Records supplied
---+---

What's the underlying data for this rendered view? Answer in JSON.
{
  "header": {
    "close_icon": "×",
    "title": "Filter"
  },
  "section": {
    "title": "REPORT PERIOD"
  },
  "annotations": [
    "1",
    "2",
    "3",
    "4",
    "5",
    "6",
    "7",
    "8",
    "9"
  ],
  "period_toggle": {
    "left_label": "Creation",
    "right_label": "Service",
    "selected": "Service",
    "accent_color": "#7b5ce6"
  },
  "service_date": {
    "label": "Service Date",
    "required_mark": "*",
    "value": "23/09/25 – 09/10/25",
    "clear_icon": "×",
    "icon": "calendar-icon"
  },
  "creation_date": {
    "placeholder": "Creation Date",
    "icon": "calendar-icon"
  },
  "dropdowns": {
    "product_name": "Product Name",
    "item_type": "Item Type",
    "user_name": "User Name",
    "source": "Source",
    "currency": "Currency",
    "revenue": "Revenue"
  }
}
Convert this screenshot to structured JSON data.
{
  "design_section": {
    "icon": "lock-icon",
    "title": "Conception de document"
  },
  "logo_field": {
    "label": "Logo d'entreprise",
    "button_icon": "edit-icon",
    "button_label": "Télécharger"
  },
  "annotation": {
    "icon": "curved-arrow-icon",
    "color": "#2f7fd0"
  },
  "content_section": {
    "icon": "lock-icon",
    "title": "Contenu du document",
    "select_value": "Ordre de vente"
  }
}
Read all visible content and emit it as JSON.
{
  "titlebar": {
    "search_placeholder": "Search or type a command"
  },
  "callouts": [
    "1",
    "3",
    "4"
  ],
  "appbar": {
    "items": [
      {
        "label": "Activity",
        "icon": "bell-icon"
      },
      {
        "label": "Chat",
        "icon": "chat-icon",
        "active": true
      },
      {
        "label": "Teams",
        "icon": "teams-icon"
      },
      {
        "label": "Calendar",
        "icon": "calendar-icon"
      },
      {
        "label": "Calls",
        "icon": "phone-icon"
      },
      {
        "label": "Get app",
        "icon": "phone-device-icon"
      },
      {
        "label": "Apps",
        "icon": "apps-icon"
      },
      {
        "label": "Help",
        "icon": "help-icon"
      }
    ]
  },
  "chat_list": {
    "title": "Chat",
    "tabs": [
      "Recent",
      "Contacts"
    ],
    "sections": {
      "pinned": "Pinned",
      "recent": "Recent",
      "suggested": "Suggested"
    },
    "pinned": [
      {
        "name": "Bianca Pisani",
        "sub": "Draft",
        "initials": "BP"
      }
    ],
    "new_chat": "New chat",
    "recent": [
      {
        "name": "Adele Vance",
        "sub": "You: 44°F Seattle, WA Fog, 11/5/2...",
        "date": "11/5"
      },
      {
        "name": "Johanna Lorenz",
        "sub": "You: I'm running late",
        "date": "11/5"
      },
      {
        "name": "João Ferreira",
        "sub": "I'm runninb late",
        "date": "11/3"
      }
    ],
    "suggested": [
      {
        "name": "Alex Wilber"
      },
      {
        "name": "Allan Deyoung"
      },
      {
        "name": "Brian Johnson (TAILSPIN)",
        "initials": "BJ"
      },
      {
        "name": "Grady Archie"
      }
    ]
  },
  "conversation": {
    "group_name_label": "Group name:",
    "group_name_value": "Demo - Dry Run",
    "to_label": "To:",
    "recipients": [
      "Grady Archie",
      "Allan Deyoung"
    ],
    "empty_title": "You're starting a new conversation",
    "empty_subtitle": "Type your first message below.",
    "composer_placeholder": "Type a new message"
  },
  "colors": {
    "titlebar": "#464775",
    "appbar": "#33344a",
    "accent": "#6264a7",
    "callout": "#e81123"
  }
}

---+---

What the exercise asks
Every record above should be output exactly.

Task solution
What's the underlying data for this rendered view? Answer in JSON.
{
  "header": {
    "close_icon": "×",
    "title": "Filter"
  },
  "section": {
    "title": "REPORT PERIOD"
  },
  "annotations": [
    "1",
    "2",
    "3",
    "4",
    "5",
    "6",
    "7",
    "8",
    "9"
  ],
  "period_toggle": {
    "left_label": "Creation",
    "right_label": "Service",
    "selected": "Service",
    "accent_color": "#7b5ce6"
  },
  "service_date": {
    "label": "Service Date",
    "required_mark": "*",
    "value": "23/09/25 – 09/10/25",
    "clear_icon": "×",
    "icon": "calendar-icon"
  },
  "creation_date": {
    "placeholder": "Creation Date",
    "icon": "calendar-icon"
  },
  "dropdowns": {
    "product_name": "Product Name",
    "item_type": "Item Type",
    "user_name": "User Name",
    "source": "Source",
    "currency": "Currency",
    "revenue": "Revenue"
  }
}
Convert this screenshot to structured JSON data.
{
  "design_section": {
    "icon": "lock-icon",
    "title": "Conception de document"
  },
  "logo_field": {
    "label": "Logo d'entreprise",
    "button_icon": "edit-icon",
    "button_label": "Télécharger"
  },
  "annotation": {
    "icon": "curved-arrow-icon",
    "color": "#2f7fd0"
  },
  "content_section": {
    "icon": "lock-icon",
    "title": "Contenu du document",
    "select_value": "Ordre de vente"
  }
}
Read all visible content and emit it as JSON.
{
  "titlebar": {
    "search_placeholder": "Search or type a command"
  },
  "callouts": [
    "1",
    "3",
    "4"
  ],
  "appbar": {
    "items": [
      {
        "label": "Activity",
        "icon": "bell-icon"
      },
      {
        "label": "Chat",
        "icon": "chat-icon",
        "active": true
      },
      {
        "label": "Teams",
        "icon": "teams-icon"
      },
      {
        "label": "Calendar",
        "icon": "calendar-icon"
      },
      {
        "label": "Calls",
        "icon": "phone-icon"
      },
      {
        "label": "Get app",
        "icon": "phone-device-icon"
      },
      {
        "label": "Apps",
        "icon": "apps-icon"
      },
      {
        "label": "Help",
        "icon": "help-icon"
      }
    ]
  },
  "chat_list": {
    "title": "Chat",
    "tabs": [
      "Recent",
      "Contacts"
    ],
    "sections": {
      "pinned": "Pinned",
      "recent": "Recent",
      "suggested": "Suggested"
    },
    "pinned": [
      {
        "name": "Bianca Pisani",
        "sub": "Draft",
        "initials": "BP"
      }
    ],
    "new_chat": "New chat",
    "recent": [
      {
        "name": "Adele Vance",
        "sub": "You: 44°F Seattle, WA Fog, 11/5/2...",
        "date": "11/5"
      },
      {
        "name": "Johanna Lorenz",
        "sub": "You: I'm running late",
        "date": "11/5"
      },
      {
        "name": "João Ferreira",
        "sub": "I'm runninb late",
        "date": "11/3"
      }
    ],
    "suggested": [
      {
        "name": "Alex Wilber"
      },
      {
        "name": "Allan Deyoung"
      },
      {
        "name": "Brian Johnson (TAILSPIN)",
        "initials": "BJ"
      },
      {
        "name": "Grady Archie"
      }
    ]
  },
  "conversation": {
    "group_name_label": "Group name:",
    "group_name_value": "Demo - Dry Run",
    "to_label": "To:",
    "recipients": [
      "Grady Archie",
      "Allan Deyoung"
    ],
    "empty_title": "You're starting a new conversation",
    "empty_subtitle": "Type your first message below.",
    "composer_placeholder": "Type a new message"
  },
  "colors": {
    "titlebar": "#464775",
    "appbar": "#33344a",
    "accent": "#6264a7",
    "callout": "#e81123"
  }
}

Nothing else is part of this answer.